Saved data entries
┌──
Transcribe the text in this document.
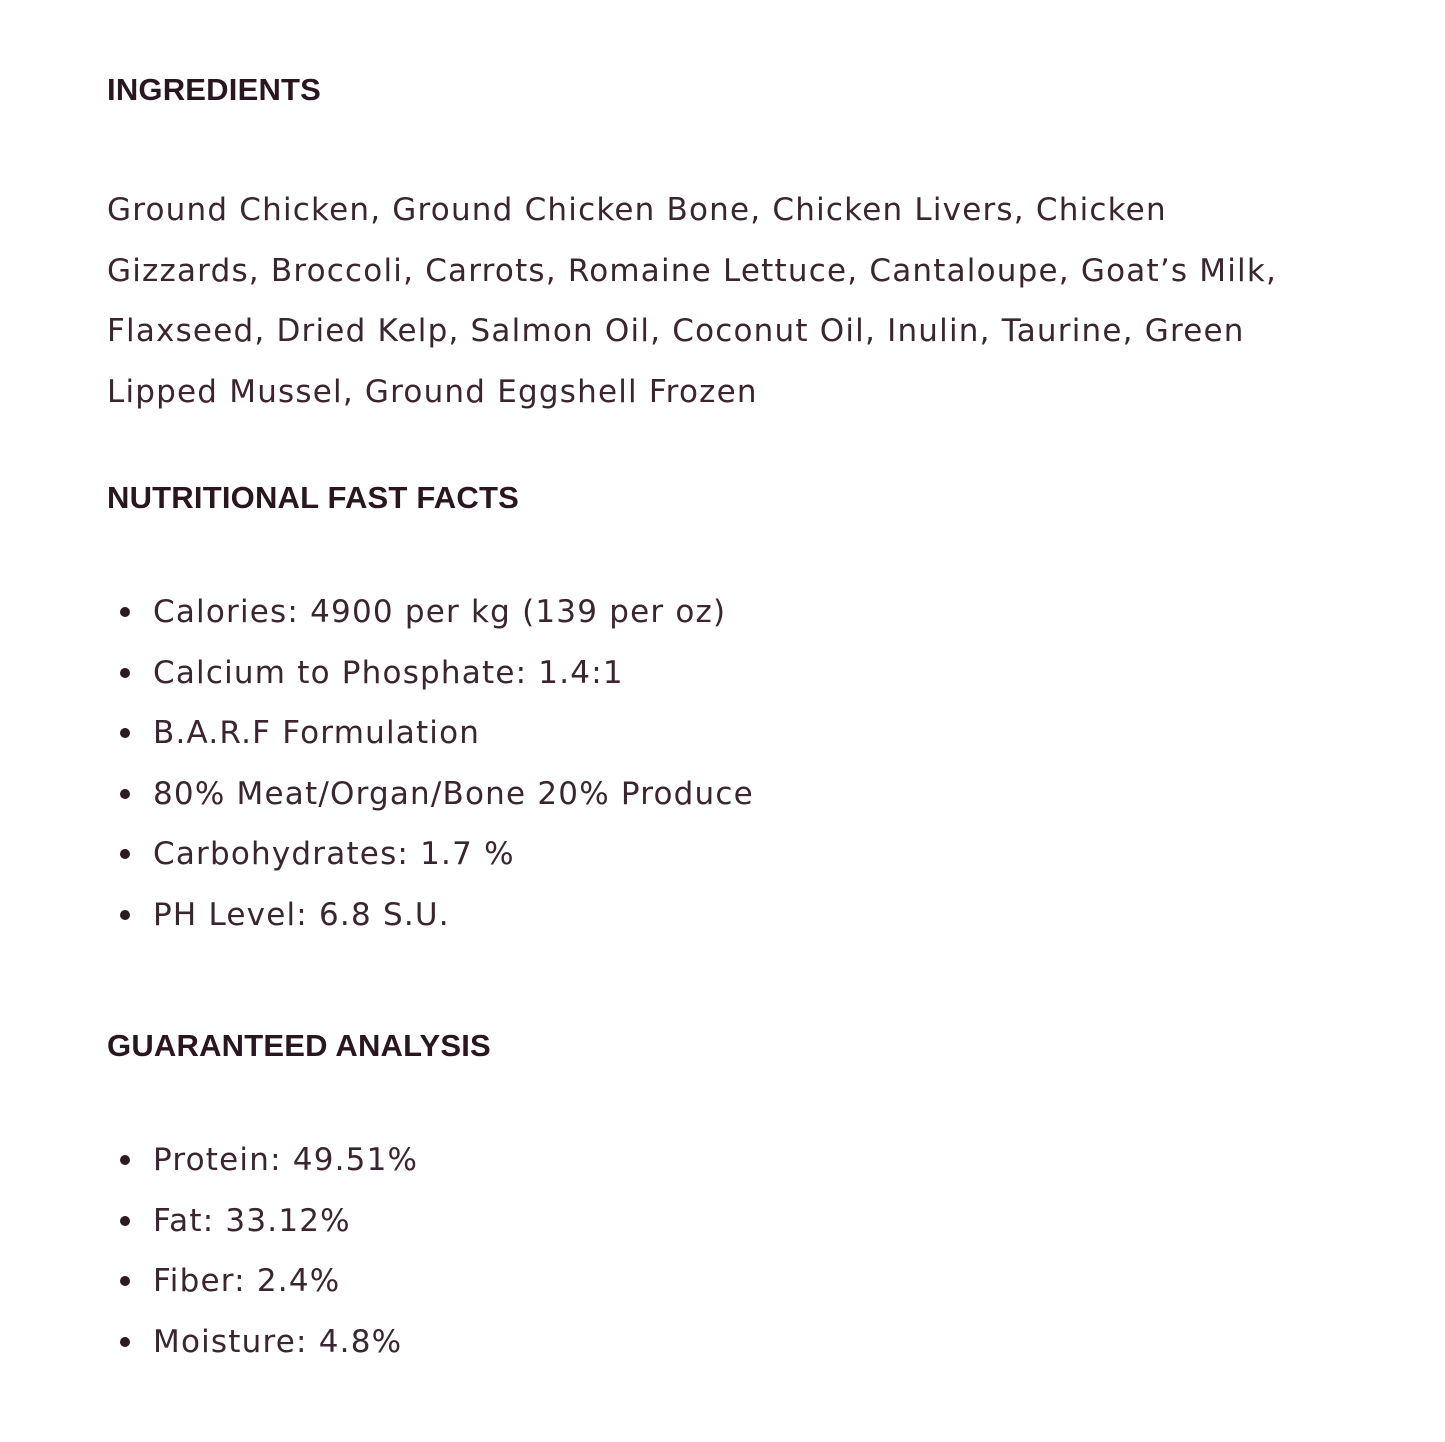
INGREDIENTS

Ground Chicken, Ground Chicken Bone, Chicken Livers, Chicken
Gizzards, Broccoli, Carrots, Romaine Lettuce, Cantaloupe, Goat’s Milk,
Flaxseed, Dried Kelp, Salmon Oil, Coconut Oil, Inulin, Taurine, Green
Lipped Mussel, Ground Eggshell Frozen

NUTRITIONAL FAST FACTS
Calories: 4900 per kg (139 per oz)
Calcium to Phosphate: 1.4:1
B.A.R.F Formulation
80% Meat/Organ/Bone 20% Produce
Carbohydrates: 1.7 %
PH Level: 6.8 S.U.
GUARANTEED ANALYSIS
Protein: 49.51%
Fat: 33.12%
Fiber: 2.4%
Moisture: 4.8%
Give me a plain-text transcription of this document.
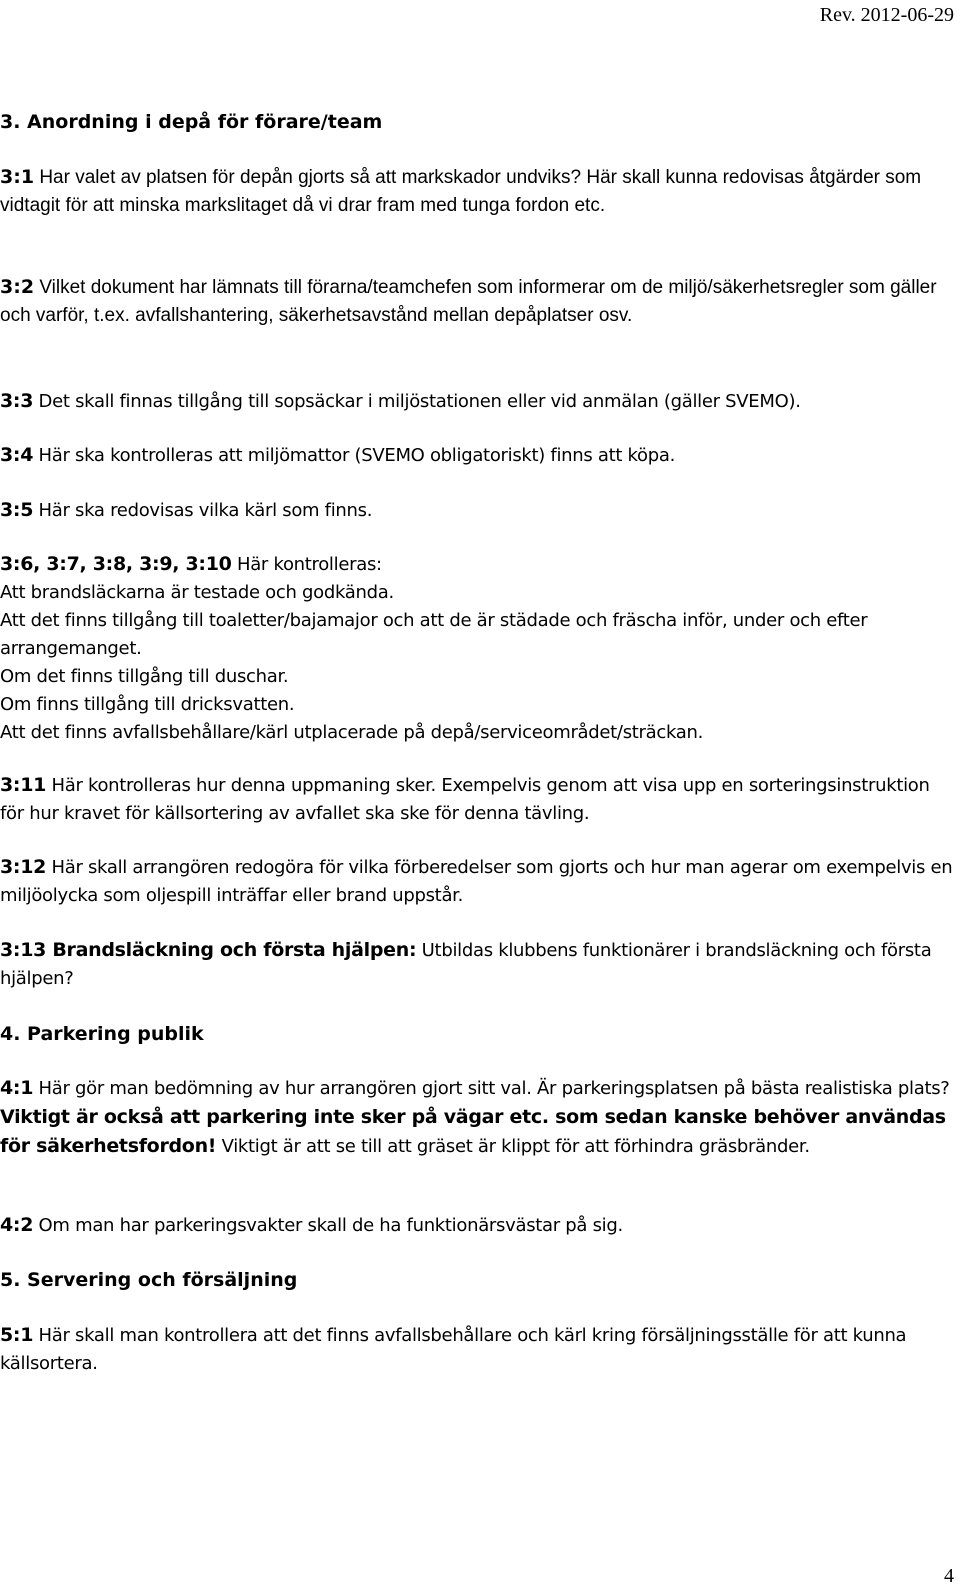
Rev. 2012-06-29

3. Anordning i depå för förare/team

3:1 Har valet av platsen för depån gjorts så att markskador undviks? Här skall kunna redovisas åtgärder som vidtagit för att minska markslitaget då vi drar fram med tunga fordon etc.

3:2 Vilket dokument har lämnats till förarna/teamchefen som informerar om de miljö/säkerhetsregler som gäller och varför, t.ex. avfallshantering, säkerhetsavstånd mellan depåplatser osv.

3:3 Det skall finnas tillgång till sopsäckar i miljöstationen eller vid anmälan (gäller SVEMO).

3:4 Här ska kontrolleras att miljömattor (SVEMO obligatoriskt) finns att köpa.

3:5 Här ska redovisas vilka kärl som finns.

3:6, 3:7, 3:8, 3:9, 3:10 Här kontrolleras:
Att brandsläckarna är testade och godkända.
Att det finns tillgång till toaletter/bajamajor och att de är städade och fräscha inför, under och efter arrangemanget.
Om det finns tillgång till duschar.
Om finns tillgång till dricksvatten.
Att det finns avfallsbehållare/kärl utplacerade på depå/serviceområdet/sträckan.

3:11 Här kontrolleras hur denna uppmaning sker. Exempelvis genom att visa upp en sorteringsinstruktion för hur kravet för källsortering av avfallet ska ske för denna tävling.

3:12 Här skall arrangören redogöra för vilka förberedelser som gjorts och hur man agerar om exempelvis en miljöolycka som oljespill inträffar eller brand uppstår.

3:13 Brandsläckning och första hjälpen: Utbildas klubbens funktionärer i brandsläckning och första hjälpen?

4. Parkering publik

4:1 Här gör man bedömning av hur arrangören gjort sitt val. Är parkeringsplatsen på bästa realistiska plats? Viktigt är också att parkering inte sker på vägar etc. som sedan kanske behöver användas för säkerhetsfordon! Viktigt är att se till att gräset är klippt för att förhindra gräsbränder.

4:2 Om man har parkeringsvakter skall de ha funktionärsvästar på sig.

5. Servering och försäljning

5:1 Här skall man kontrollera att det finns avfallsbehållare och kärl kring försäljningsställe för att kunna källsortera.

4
└──
┌──
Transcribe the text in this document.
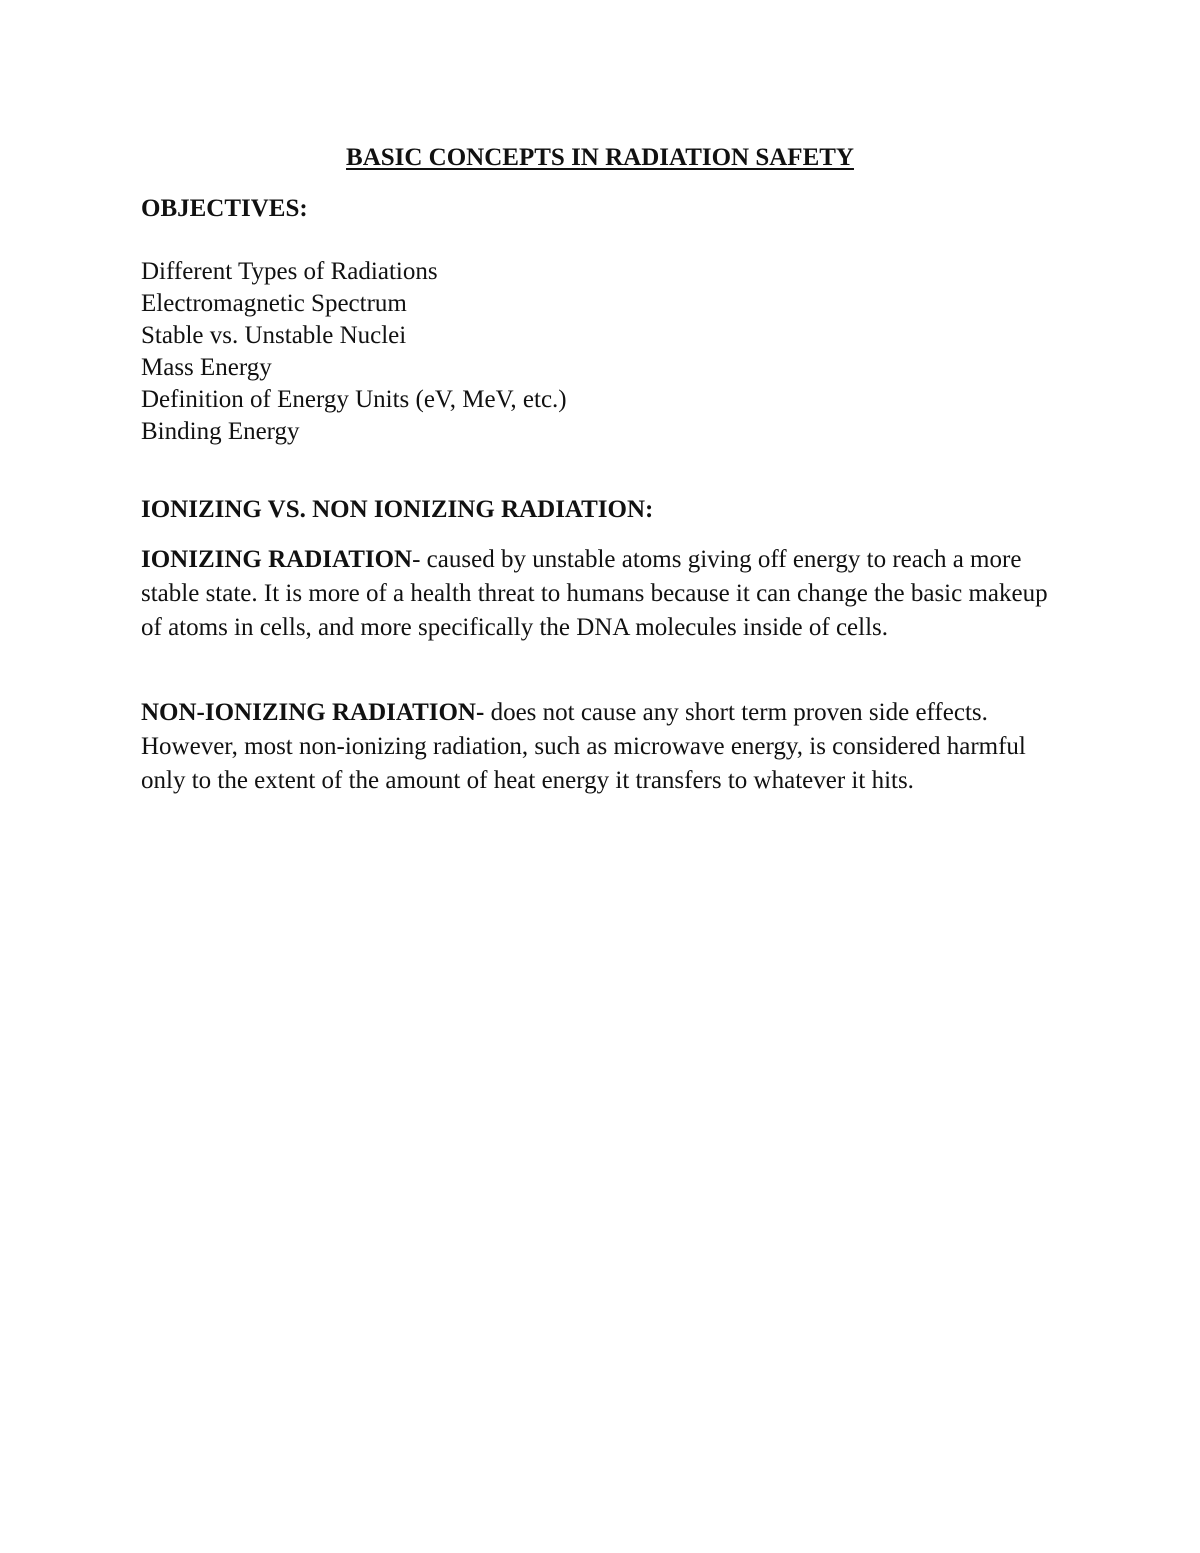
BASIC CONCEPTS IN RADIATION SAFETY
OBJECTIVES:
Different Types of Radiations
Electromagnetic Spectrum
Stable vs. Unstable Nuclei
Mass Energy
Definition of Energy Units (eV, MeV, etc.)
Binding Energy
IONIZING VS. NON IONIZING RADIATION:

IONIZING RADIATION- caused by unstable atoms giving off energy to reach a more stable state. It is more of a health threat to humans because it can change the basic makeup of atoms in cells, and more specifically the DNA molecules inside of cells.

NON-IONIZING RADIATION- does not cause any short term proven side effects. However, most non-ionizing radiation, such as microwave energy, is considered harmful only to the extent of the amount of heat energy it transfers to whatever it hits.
└──
┌──
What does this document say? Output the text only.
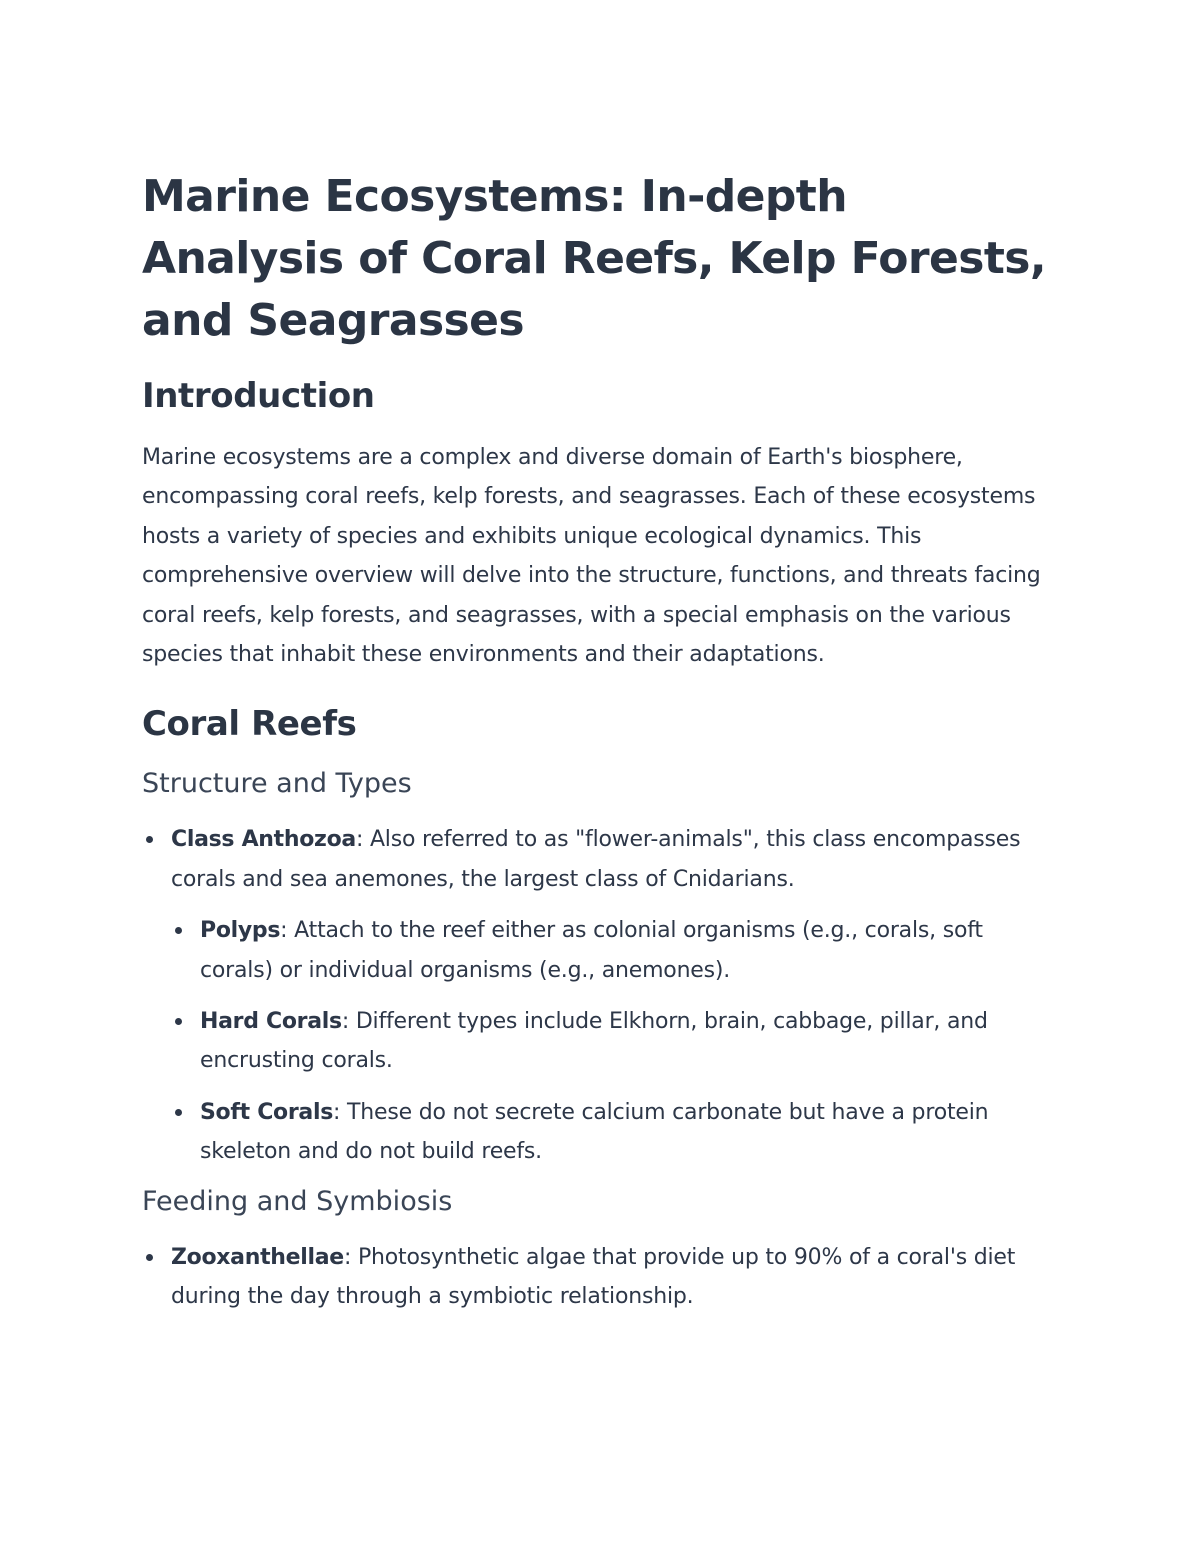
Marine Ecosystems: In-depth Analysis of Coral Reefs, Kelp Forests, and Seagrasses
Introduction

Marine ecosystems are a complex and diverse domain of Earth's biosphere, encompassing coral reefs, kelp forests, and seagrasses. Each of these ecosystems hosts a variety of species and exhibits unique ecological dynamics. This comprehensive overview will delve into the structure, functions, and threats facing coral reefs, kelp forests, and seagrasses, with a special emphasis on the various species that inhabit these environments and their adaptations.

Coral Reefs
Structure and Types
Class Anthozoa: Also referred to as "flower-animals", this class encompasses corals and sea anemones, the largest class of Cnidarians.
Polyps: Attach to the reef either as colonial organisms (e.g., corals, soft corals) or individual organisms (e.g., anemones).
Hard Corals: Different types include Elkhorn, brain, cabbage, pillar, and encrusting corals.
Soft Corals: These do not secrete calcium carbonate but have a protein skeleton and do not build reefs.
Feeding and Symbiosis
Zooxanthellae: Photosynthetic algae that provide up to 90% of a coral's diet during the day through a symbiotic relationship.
└──
Problem statement: For each line in the records that contains the word "tillgång", make a copy.

Result below:
3:3 Det skall finnas tillgång till sopsäckar i miljöstationen eller vid anmälan (gäller SVEMO).
Att det finns tillgång till toaletter/bajamajor och att de är städade och fräscha inför, under och efter arrangemanget.
Om det finns tillgång till duschar.
Om finns tillgång till dricksvatten.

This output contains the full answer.